__Requirements__
Every line of the material below must be repeated exactly.

__Records from a data source__
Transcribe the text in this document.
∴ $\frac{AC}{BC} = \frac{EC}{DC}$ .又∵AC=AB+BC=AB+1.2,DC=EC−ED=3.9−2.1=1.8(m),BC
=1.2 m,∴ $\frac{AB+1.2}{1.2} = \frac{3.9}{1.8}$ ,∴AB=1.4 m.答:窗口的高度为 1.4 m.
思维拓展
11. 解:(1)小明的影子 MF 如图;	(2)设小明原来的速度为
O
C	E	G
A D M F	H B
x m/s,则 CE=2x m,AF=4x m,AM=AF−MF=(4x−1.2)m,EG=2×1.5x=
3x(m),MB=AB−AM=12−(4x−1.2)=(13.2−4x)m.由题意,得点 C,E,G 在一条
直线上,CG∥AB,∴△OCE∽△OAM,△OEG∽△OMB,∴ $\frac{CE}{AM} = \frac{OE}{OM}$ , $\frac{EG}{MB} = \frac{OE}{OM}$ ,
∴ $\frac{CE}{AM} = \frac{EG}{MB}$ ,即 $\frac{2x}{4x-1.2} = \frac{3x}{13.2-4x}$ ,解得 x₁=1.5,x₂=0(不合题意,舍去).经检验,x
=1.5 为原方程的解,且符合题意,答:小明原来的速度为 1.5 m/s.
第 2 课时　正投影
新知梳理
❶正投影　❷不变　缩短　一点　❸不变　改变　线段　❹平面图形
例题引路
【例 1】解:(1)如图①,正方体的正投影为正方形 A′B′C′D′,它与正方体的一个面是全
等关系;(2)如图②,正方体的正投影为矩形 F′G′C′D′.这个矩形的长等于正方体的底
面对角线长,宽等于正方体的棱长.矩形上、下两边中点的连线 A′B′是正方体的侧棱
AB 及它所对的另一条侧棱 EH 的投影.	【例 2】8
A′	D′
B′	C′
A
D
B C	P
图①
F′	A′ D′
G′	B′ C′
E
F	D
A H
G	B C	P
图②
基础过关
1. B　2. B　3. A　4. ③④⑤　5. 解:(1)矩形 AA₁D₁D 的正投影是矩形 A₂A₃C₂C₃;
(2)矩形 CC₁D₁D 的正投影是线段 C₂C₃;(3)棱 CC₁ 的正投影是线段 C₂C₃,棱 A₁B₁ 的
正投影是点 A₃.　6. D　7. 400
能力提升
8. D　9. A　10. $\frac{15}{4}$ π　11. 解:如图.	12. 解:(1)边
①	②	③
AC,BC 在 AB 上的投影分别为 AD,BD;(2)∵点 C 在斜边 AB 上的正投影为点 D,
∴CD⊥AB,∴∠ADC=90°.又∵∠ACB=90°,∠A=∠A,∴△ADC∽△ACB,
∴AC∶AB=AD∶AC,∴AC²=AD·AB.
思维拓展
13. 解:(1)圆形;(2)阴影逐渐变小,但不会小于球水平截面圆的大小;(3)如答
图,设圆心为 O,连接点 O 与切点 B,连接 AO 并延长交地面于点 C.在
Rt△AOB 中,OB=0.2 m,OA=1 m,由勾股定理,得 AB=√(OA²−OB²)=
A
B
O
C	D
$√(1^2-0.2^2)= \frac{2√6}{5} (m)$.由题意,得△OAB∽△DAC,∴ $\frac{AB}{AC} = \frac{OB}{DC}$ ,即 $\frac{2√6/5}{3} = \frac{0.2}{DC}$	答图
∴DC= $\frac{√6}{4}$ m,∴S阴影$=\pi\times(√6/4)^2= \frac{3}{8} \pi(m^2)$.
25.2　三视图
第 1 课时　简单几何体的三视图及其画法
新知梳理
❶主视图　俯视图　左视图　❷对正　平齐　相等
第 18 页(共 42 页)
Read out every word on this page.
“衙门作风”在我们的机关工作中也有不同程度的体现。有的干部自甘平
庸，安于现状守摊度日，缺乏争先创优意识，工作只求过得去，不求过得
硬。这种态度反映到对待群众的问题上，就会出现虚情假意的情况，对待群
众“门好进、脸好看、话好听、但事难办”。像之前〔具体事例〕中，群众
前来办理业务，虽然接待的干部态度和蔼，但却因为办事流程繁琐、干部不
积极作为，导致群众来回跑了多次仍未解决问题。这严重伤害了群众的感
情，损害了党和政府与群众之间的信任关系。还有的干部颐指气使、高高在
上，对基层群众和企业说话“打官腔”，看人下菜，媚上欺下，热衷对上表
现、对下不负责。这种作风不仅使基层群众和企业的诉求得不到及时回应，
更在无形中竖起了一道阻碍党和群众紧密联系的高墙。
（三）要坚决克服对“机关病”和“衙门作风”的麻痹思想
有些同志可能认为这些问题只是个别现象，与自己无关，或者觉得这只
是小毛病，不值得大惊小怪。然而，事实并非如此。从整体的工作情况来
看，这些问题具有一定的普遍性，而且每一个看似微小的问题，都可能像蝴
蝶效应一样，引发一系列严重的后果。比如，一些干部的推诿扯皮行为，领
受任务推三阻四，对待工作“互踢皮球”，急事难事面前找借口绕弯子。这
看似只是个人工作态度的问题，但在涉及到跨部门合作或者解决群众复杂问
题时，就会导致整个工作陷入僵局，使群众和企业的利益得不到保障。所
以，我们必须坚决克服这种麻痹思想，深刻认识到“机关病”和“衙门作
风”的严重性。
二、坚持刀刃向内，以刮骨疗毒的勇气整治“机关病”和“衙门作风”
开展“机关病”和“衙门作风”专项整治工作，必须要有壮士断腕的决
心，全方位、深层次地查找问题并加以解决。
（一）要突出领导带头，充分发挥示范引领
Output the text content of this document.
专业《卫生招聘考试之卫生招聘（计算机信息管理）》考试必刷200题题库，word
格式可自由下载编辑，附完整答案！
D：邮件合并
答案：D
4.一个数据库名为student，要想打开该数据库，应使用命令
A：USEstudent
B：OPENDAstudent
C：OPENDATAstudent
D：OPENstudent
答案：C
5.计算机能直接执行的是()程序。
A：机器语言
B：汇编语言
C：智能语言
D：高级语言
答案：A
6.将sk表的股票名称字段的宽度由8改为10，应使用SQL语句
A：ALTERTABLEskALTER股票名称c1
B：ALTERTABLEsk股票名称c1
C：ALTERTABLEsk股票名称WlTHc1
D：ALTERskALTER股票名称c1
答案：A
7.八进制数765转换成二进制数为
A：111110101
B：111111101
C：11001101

__Task answer__
Transcribe the text in this document.
∴ $\frac{AC}{BC} = \frac{EC}{DC}$ .又∵AC=AB+BC=AB+1.2,DC=EC−ED=3.9−2.1=1.8(m),BC
=1.2 m,∴ $\frac{AB+1.2}{1.2} = \frac{3.9}{1.8}$ ,∴AB=1.4 m.答:窗口的高度为 1.4 m.
思维拓展
11. 解:(1)小明的影子 MF 如图;	(2)设小明原来的速度为
O
C	E	G
A D M F	H B
x m/s,则 CE=2x m,AF=4x m,AM=AF−MF=(4x−1.2)m,EG=2×1.5x=
3x(m),MB=AB−AM=12−(4x−1.2)=(13.2−4x)m.由题意,得点 C,E,G 在一条
直线上,CG∥AB,∴△OCE∽△OAM,△OEG∽△OMB,∴ $\frac{CE}{AM} = \frac{OE}{OM}$ , $\frac{EG}{MB} = \frac{OE}{OM}$ ,
∴ $\frac{CE}{AM} = \frac{EG}{MB}$ ,即 $\frac{2x}{4x-1.2} = \frac{3x}{13.2-4x}$ ,解得 x₁=1.5,x₂=0(不合题意,舍去).经检验,x
=1.5 为原方程的解,且符合题意,答:小明原来的速度为 1.5 m/s.
第 2 课时　正投影
新知梳理
❶正投影　❷不变　缩短　一点　❸不变　改变　线段　❹平面图形
例题引路
【例 1】解:(1)如图①,正方体的正投影为正方形 A′B′C′D′,它与正方体的一个面是全
等关系;(2)如图②,正方体的正投影为矩形 F′G′C′D′.这个矩形的长等于正方体的底
面对角线长,宽等于正方体的棱长.矩形上、下两边中点的连线 A′B′是正方体的侧棱
AB 及它所对的另一条侧棱 EH 的投影.	【例 2】8
A′	D′
B′	C′
A
D
B C	P
图①
F′	A′ D′
G′	B′ C′
E
F	D
A H
G	B C	P
图②
基础过关
1. B　2. B　3. A　4. ③④⑤　5. 解:(1)矩形 AA₁D₁D 的正投影是矩形 A₂A₃C₂C₃;
(2)矩形 CC₁D₁D 的正投影是线段 C₂C₃;(3)棱 CC₁ 的正投影是线段 C₂C₃,棱 A₁B₁ 的
正投影是点 A₃.　6. D　7. 400
能力提升
8. D　9. A　10. $\frac{15}{4}$ π　11. 解:如图.	12. 解:(1)边
①	②	③
AC,BC 在 AB 上的投影分别为 AD,BD;(2)∵点 C 在斜边 AB 上的正投影为点 D,
∴CD⊥AB,∴∠ADC=90°.又∵∠ACB=90°,∠A=∠A,∴△ADC∽△ACB,
∴AC∶AB=AD∶AC,∴AC²=AD·AB.
思维拓展
13. 解:(1)圆形;(2)阴影逐渐变小,但不会小于球水平截面圆的大小;(3)如答
图,设圆心为 O,连接点 O 与切点 B,连接 AO 并延长交地面于点 C.在
Rt△AOB 中,OB=0.2 m,OA=1 m,由勾股定理,得 AB=√(OA²−OB²)=
A
B
O
C	D
$√(1^2-0.2^2)= \frac{2√6}{5} (m)$.由题意,得△OAB∽△DAC,∴ $\frac{AB}{AC} = \frac{OB}{DC}$ ,即 $\frac{2√6/5}{3} = \frac{0.2}{DC}$	答图
∴DC= $\frac{√6}{4}$ m,∴S阴影$=\pi\times(√6/4)^2= \frac{3}{8} \pi(m^2)$.
25.2　三视图
第 1 课时　简单几何体的三视图及其画法
新知梳理
❶主视图　俯视图　左视图　❷对正　平齐　相等
第 18 页(共 42 页)
Read out every word on this page.
“衙门作风”在我们的机关工作中也有不同程度的体现。有的干部自甘平
庸，安于现状守摊度日，缺乏争先创优意识，工作只求过得去，不求过得
硬。这种态度反映到对待群众的问题上，就会出现虚情假意的情况，对待群
众“门好进、脸好看、话好听、但事难办”。像之前〔具体事例〕中，群众
前来办理业务，虽然接待的干部态度和蔼，但却因为办事流程繁琐、干部不
积极作为，导致群众来回跑了多次仍未解决问题。这严重伤害了群众的感
情，损害了党和政府与群众之间的信任关系。还有的干部颐指气使、高高在
上，对基层群众和企业说话“打官腔”，看人下菜，媚上欺下，热衷对上表
现、对下不负责。这种作风不仅使基层群众和企业的诉求得不到及时回应，
更在无形中竖起了一道阻碍党和群众紧密联系的高墙。
（三）要坚决克服对“机关病”和“衙门作风”的麻痹思想
有些同志可能认为这些问题只是个别现象，与自己无关，或者觉得这只
是小毛病，不值得大惊小怪。然而，事实并非如此。从整体的工作情况来
看，这些问题具有一定的普遍性，而且每一个看似微小的问题，都可能像蝴
蝶效应一样，引发一系列严重的后果。比如，一些干部的推诿扯皮行为，领
受任务推三阻四，对待工作“互踢皮球”，急事难事面前找借口绕弯子。这
看似只是个人工作态度的问题，但在涉及到跨部门合作或者解决群众复杂问
题时，就会导致整个工作陷入僵局，使群众和企业的利益得不到保障。所
以，我们必须坚决克服这种麻痹思想，深刻认识到“机关病”和“衙门作
风”的严重性。
二、坚持刀刃向内，以刮骨疗毒的勇气整治“机关病”和“衙门作风”
开展“机关病”和“衙门作风”专项整治工作，必须要有壮士断腕的决
心，全方位、深层次地查找问题并加以解决。
（一）要突出领导带头，充分发挥示范引领
Output the text content of this document.
专业《卫生招聘考试之卫生招聘（计算机信息管理）》考试必刷200题题库，word
格式可自由下载编辑，附完整答案！
D：邮件合并
答案：D
4.一个数据库名为student，要想打开该数据库，应使用命令
A：USEstudent
B：OPENDAstudent
C：OPENDATAstudent
D：OPENstudent
答案：C
5.计算机能直接执行的是()程序。
A：机器语言
B：汇编语言
C：智能语言
D：高级语言
答案：A
6.将sk表的股票名称字段的宽度由8改为10，应使用SQL语句
A：ALTERTABLEskALTER股票名称c1
B：ALTERTABLEsk股票名称c1
C：ALTERTABLEsk股票名称WlTHc1
D：ALTERskALTER股票名称c1
答案：A
7.八进制数765转换成二进制数为
A：111110101
B：111111101
C：11001101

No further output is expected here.